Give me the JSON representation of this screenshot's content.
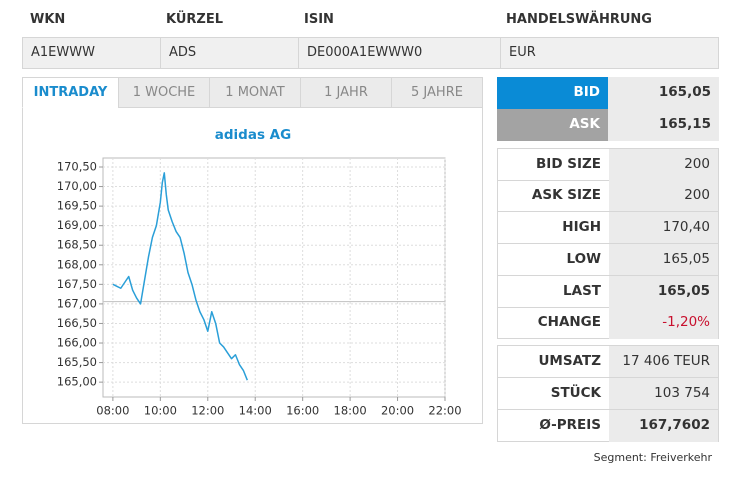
{
  "header": {
    "columns": [
      "WKN",
      "KÜRZEL",
      "ISIN",
      "HANDELSWÄHRUNG"
    ],
    "values": [
      "A1EWWW",
      "ADS",
      "DE000A1EWWW0",
      "EUR"
    ]
  },
  "tabs": [
    "INTRADAY",
    "1 WOCHE",
    "1 MONAT",
    "1 JAHR",
    "5 JAHRE"
  ],
  "chart_data": {
    "type": "line",
    "title": "adidas AG",
    "x": [
      "08:00",
      "08:10",
      "08:20",
      "08:30",
      "08:40",
      "08:50",
      "09:00",
      "09:10",
      "09:20",
      "09:30",
      "09:40",
      "09:50",
      "10:00",
      "10:05",
      "10:10",
      "10:15",
      "10:20",
      "10:30",
      "10:40",
      "10:50",
      "11:00",
      "11:10",
      "11:20",
      "11:30",
      "11:40",
      "11:50",
      "12:00",
      "12:10",
      "12:20",
      "12:30",
      "12:40",
      "12:50",
      "13:00",
      "13:10",
      "13:20",
      "13:30",
      "13:40"
    ],
    "values": [
      167.5,
      167.45,
      167.4,
      167.55,
      167.7,
      167.35,
      167.15,
      167.0,
      167.6,
      168.2,
      168.7,
      169.0,
      169.6,
      170.1,
      170.35,
      169.8,
      169.4,
      169.1,
      168.85,
      168.7,
      168.3,
      167.8,
      167.5,
      167.1,
      166.8,
      166.6,
      166.3,
      166.8,
      166.5,
      166.0,
      165.9,
      165.75,
      165.6,
      165.7,
      165.45,
      165.3,
      165.05
    ],
    "color": "#2a9fd8",
    "reference_line": 167.06,
    "xlim": [
      "07:35",
      "22:00"
    ],
    "xticks": [
      "08:00",
      "10:00",
      "12:00",
      "14:00",
      "16:00",
      "18:00",
      "20:00",
      "22:00"
    ],
    "ylim": [
      164.62,
      170.73
    ],
    "yticks": [
      {
        "value": 165,
        "label": "165,00"
      },
      {
        "value": 165.5,
        "label": "165,50"
      },
      {
        "value": 166,
        "label": "166,00"
      },
      {
        "value": 166.5,
        "label": "166,50"
      },
      {
        "value": 167,
        "label": "167,00"
      },
      {
        "value": 167.5,
        "label": "167,50"
      },
      {
        "value": 168,
        "label": "168,00"
      },
      {
        "value": 168.5,
        "label": "168,50"
      },
      {
        "value": 169,
        "label": "169,00"
      },
      {
        "value": 169.5,
        "label": "169,50"
      },
      {
        "value": 170,
        "label": "170,00"
      },
      {
        "value": 170.5,
        "label": "170,50"
      }
    ],
    "grid": true
  },
  "quotes": [
    {
      "label": "BID",
      "value": "165,05"
    },
    {
      "label": "ASK",
      "value": "165,15"
    }
  ],
  "stats": [
    {
      "label": "BID SIZE",
      "value": "200"
    },
    {
      "label": "ASK SIZE",
      "value": "200"
    },
    {
      "label": "HIGH",
      "value": "170,40"
    },
    {
      "label": "LOW",
      "value": "165,05"
    },
    {
      "label": "LAST",
      "value": "165,05"
    },
    {
      "label": "CHANGE",
      "value": "-1,20%"
    }
  ],
  "volume": [
    {
      "label": "UMSATZ",
      "value": "17 406 TEUR"
    },
    {
      "label": "STÜCK",
      "value": "103 754"
    },
    {
      "label": "Ø-PREIS",
      "value": "167,7602"
    }
  ],
  "segment": "Segment: Freiverkehr"
}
^^^^^^^^^^^^^^^^
**Direction**
Could you repeat all of the material exactly? Pictures should not be copied.

**Task response**
Give me the JSON representation of this screenshot's content.
{
  "header": {
    "columns": [
      "WKN",
      "KÜRZEL",
      "ISIN",
      "HANDELSWÄHRUNG"
    ],
    "values": [
      "A1EWWW",
      "ADS",
      "DE000A1EWWW0",
      "EUR"
    ]
  },
  "tabs": [
    "INTRADAY",
    "1 WOCHE",
    "1 MONAT",
    "1 JAHR",
    "5 JAHRE"
  ],
  "chart_data": {
    "type": "line",
    "title": "adidas AG",
    "x": [
      "08:00",
      "08:10",
      "08:20",
      "08:30",
      "08:40",
      "08:50",
      "09:00",
      "09:10",
      "09:20",
      "09:30",
      "09:40",
      "09:50",
      "10:00",
      "10:05",
      "10:10",
      "10:15",
      "10:20",
      "10:30",
      "10:40",
      "10:50",
      "11:00",
      "11:10",
      "11:20",
      "11:30",
      "11:40",
      "11:50",
      "12:00",
      "12:10",
      "12:20",
      "12:30",
      "12:40",
      "12:50",
      "13:00",
      "13:10",
      "13:20",
      "13:30",
      "13:40"
    ],
    "values": [
      167.5,
      167.45,
      167.4,
      167.55,
      167.7,
      167.35,
      167.15,
      167.0,
      167.6,
      168.2,
      168.7,
      169.0,
      169.6,
      170.1,
      170.35,
      169.8,
      169.4,
      169.1,
      168.85,
      168.7,
      168.3,
      167.8,
      167.5,
      167.1,
      166.8,
      166.6,
      166.3,
      166.8,
      166.5,
      166.0,
      165.9,
      165.75,
      165.6,
      165.7,
      165.45,
      165.3,
      165.05
    ],
    "color": "#2a9fd8",
    "reference_line": 167.06,
    "xlim": [
      "07:35",
      "22:00"
    ],
    "xticks": [
      "08:00",
      "10:00",
      "12:00",
      "14:00",
      "16:00",
      "18:00",
      "20:00",
      "22:00"
    ],
    "ylim": [
      164.62,
      170.73
    ],
    "yticks": [
      {
        "value": 165,
        "label": "165,00"
      },
      {
        "value": 165.5,
        "label": "165,50"
      },
      {
        "value": 166,
        "label": "166,00"
      },
      {
        "value": 166.5,
        "label": "166,50"
      },
      {
        "value": 167,
        "label": "167,00"
      },
      {
        "value": 167.5,
        "label": "167,50"
      },
      {
        "value": 168,
        "label": "168,00"
      },
      {
        "value": 168.5,
        "label": "168,50"
      },
      {
        "value": 169,
        "label": "169,00"
      },
      {
        "value": 169.5,
        "label": "169,50"
      },
      {
        "value": 170,
        "label": "170,00"
      },
      {
        "value": 170.5,
        "label": "170,50"
      }
    ],
    "grid": true
  },
  "quotes": [
    {
      "label": "BID",
      "value": "165,05"
    },
    {
      "label": "ASK",
      "value": "165,15"
    }
  ],
  "stats": [
    {
      "label": "BID SIZE",
      "value": "200"
    },
    {
      "label": "ASK SIZE",
      "value": "200"
    },
    {
      "label": "HIGH",
      "value": "170,40"
    },
    {
      "label": "LOW",
      "value": "165,05"
    },
    {
      "label": "LAST",
      "value": "165,05"
    },
    {
      "label": "CHANGE",
      "value": "-1,20%"
    }
  ],
  "volume": [
    {
      "label": "UMSATZ",
      "value": "17 406 TEUR"
    },
    {
      "label": "STÜCK",
      "value": "103 754"
    },
    {
      "label": "Ø-PREIS",
      "value": "167,7602"
    }
  ],
  "segment": "Segment: Freiverkehr"
}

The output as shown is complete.